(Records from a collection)
┏━━

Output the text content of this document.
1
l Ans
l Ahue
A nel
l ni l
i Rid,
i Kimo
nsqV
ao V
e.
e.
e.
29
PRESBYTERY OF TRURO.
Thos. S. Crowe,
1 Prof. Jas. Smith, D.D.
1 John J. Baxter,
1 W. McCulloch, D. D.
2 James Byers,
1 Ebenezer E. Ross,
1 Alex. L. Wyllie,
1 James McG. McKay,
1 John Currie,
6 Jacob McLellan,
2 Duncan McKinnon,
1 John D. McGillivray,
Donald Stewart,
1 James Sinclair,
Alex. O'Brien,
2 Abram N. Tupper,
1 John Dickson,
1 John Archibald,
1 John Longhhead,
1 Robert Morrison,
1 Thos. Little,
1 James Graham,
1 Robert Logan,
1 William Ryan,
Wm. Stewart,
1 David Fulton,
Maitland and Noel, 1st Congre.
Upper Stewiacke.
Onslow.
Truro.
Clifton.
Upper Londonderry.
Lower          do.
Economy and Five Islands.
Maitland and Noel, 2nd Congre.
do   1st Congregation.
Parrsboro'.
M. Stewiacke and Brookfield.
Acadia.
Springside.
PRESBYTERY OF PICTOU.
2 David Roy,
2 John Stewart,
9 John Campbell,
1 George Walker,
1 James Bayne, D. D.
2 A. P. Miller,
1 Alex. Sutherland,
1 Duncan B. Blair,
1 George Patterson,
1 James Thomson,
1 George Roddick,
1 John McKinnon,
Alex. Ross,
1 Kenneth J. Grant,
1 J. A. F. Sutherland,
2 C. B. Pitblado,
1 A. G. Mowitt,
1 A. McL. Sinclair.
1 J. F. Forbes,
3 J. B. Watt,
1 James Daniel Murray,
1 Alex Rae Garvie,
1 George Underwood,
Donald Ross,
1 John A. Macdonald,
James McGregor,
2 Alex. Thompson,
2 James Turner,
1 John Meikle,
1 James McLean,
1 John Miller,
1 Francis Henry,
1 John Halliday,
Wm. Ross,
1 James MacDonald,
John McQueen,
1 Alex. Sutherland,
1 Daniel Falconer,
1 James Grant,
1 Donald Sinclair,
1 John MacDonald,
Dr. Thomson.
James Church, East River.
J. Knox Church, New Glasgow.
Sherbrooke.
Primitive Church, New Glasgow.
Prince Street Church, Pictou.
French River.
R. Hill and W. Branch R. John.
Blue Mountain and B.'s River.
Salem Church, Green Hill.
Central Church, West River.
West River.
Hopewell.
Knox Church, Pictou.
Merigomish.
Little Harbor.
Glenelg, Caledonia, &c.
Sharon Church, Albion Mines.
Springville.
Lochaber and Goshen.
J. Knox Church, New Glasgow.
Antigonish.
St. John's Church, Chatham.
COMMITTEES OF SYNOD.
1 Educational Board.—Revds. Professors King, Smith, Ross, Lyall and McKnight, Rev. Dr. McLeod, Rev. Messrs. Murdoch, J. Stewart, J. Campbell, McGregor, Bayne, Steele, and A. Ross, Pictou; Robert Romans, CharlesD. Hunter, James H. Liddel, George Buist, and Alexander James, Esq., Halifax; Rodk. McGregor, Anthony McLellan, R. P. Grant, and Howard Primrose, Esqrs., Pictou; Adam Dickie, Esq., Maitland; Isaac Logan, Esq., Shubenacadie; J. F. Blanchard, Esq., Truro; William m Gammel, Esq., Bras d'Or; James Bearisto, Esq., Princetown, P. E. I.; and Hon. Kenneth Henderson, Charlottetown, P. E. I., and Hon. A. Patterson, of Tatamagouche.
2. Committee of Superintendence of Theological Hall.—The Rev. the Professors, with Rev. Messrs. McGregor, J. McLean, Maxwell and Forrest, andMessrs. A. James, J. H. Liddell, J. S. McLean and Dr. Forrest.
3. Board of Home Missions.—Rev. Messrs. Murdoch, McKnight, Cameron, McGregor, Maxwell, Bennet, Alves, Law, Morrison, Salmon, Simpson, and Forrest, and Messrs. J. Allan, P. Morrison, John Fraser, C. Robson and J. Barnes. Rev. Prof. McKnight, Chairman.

┗━━

Give every line of the material again, exactly as it reads.

Solution to this task >>
Output the text content of this document.
1
l Ans
l Ahue
A nel
l ni l
i Rid,
i Kimo
nsqV
ao V
e.
e.
e.
29
PRESBYTERY OF TRURO.
Thos. S. Crowe,
1 Prof. Jas. Smith, D.D.
1 John J. Baxter,
1 W. McCulloch, D. D.
2 James Byers,
1 Ebenezer E. Ross,
1 Alex. L. Wyllie,
1 James McG. McKay,
1 John Currie,
6 Jacob McLellan,
2 Duncan McKinnon,
1 John D. McGillivray,
Donald Stewart,
1 James Sinclair,
Alex. O'Brien,
2 Abram N. Tupper,
1 John Dickson,
1 John Archibald,
1 John Longhhead,
1 Robert Morrison,
1 Thos. Little,
1 James Graham,
1 Robert Logan,
1 William Ryan,
Wm. Stewart,
1 David Fulton,
Maitland and Noel, 1st Congre.
Upper Stewiacke.
Onslow.
Truro.
Clifton.
Upper Londonderry.
Lower          do.
Economy and Five Islands.
Maitland and Noel, 2nd Congre.
do   1st Congregation.
Parrsboro'.
M. Stewiacke and Brookfield.
Acadia.
Springside.
PRESBYTERY OF PICTOU.
2 David Roy,
2 John Stewart,
9 John Campbell,
1 George Walker,
1 James Bayne, D. D.
2 A. P. Miller,
1 Alex. Sutherland,
1 Duncan B. Blair,
1 George Patterson,
1 James Thomson,
1 George Roddick,
1 John McKinnon,
Alex. Ross,
1 Kenneth J. Grant,
1 J. A. F. Sutherland,
2 C. B. Pitblado,
1 A. G. Mowitt,
1 A. McL. Sinclair.
1 J. F. Forbes,
3 J. B. Watt,
1 James Daniel Murray,
1 Alex Rae Garvie,
1 George Underwood,
Donald Ross,
1 John A. Macdonald,
James McGregor,
2 Alex. Thompson,
2 James Turner,
1 John Meikle,
1 James McLean,
1 John Miller,
1 Francis Henry,
1 John Halliday,
Wm. Ross,
1 James MacDonald,
John McQueen,
1 Alex. Sutherland,
1 Daniel Falconer,
1 James Grant,
1 Donald Sinclair,
1 John MacDonald,
Dr. Thomson.
James Church, East River.
J. Knox Church, New Glasgow.
Sherbrooke.
Primitive Church, New Glasgow.
Prince Street Church, Pictou.
French River.
R. Hill and W. Branch R. John.
Blue Mountain and B.'s River.
Salem Church, Green Hill.
Central Church, West River.
West River.
Hopewell.
Knox Church, Pictou.
Merigomish.
Little Harbor.
Glenelg, Caledonia, &c.
Sharon Church, Albion Mines.
Springville.
Lochaber and Goshen.
J. Knox Church, New Glasgow.
Antigonish.
St. John's Church, Chatham.
COMMITTEES OF SYNOD.
1 Educational Board.—Revds. Professors King, Smith, Ross, Lyall and McKnight, Rev. Dr. McLeod, Rev. Messrs. Murdoch, J. Stewart, J. Campbell, McGregor, Bayne, Steele, and A. Ross, Pictou; Robert Romans, CharlesD. Hunter, James H. Liddel, George Buist, and Alexander James, Esq., Halifax; Rodk. McGregor, Anthony McLellan, R. P. Grant, and Howard Primrose, Esqrs., Pictou; Adam Dickie, Esq., Maitland; Isaac Logan, Esq., Shubenacadie; J. F. Blanchard, Esq., Truro; William m Gammel, Esq., Bras d'Or; James Bearisto, Esq., Princetown, P. E. I.; and Hon. Kenneth Henderson, Charlottetown, P. E. I., and Hon. A. Patterson, of Tatamagouche.
2. Committee of Superintendence of Theological Hall.—The Rev. the Professors, with Rev. Messrs. McGregor, J. McLean, Maxwell and Forrest, andMessrs. A. James, J. H. Liddell, J. S. McLean and Dr. Forrest.
3. Board of Home Missions.—Rev. Messrs. Murdoch, McKnight, Cameron, McGregor, Maxwell, Bennet, Alves, Law, Morrison, Salmon, Simpson, and Forrest, and Messrs. J. Allan, P. Morrison, John Fraser, C. Robson and J. Barnes. Rev. Prof. McKnight, Chairman.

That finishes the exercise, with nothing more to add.